> **SET TASK**
Copy out each line below exactly as it appears.

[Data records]
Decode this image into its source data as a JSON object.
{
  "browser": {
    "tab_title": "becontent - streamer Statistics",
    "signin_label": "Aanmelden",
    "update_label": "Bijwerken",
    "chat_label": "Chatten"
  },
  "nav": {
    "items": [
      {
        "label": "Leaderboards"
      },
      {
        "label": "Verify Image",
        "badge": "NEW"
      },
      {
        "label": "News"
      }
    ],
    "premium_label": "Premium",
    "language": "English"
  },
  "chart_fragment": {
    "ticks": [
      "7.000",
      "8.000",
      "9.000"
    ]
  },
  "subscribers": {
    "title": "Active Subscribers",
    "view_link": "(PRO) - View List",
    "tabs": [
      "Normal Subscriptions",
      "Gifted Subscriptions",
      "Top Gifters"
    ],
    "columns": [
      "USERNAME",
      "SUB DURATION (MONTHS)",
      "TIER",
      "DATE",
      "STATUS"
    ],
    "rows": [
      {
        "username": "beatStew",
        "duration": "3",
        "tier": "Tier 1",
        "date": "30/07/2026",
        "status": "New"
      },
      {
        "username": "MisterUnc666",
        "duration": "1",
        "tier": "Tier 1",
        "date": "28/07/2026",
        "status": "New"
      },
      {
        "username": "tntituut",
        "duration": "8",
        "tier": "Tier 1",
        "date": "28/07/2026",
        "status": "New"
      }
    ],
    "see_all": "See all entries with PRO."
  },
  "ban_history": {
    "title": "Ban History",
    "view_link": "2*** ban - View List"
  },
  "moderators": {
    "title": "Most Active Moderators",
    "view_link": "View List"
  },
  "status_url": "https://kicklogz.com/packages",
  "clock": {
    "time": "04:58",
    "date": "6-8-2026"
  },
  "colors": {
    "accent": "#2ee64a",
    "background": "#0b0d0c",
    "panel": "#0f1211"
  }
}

> **WORKED ANSWER**
Decode this image into its source data as a JSON object.
{
  "browser": {
    "tab_title": "becontent - streamer Statistics",
    "signin_label": "Aanmelden",
    "update_label": "Bijwerken",
    "chat_label": "Chatten"
  },
  "nav": {
    "items": [
      {
        "label": "Leaderboards"
      },
      {
        "label": "Verify Image",
        "badge": "NEW"
      },
      {
        "label": "News"
      }
    ],
    "premium_label": "Premium",
    "language": "English"
  },
  "chart_fragment": {
    "ticks": [
      "7.000",
      "8.000",
      "9.000"
    ]
  },
  "subscribers": {
    "title": "Active Subscribers",
    "view_link": "(PRO) - View List",
    "tabs": [
      "Normal Subscriptions",
      "Gifted Subscriptions",
      "Top Gifters"
    ],
    "columns": [
      "USERNAME",
      "SUB DURATION (MONTHS)",
      "TIER",
      "DATE",
      "STATUS"
    ],
    "rows": [
      {
        "username": "beatStew",
        "duration": "3",
        "tier": "Tier 1",
        "date": "30/07/2026",
        "status": "New"
      },
      {
        "username": "MisterUnc666",
        "duration": "1",
        "tier": "Tier 1",
        "date": "28/07/2026",
        "status": "New"
      },
      {
        "username": "tntituut",
        "duration": "8",
        "tier": "Tier 1",
        "date": "28/07/2026",
        "status": "New"
      }
    ],
    "see_all": "See all entries with PRO."
  },
  "ban_history": {
    "title": "Ban History",
    "view_link": "2*** ban - View List"
  },
  "moderators": {
    "title": "Most Active Moderators",
    "view_link": "View List"
  },
  "status_url": "https://kicklogz.com/packages",
  "clock": {
    "time": "04:58",
    "date": "6-8-2026"
  },
  "colors": {
    "accent": "#2ee64a",
    "background": "#0b0d0c",
    "panel": "#0f1211"
  }
}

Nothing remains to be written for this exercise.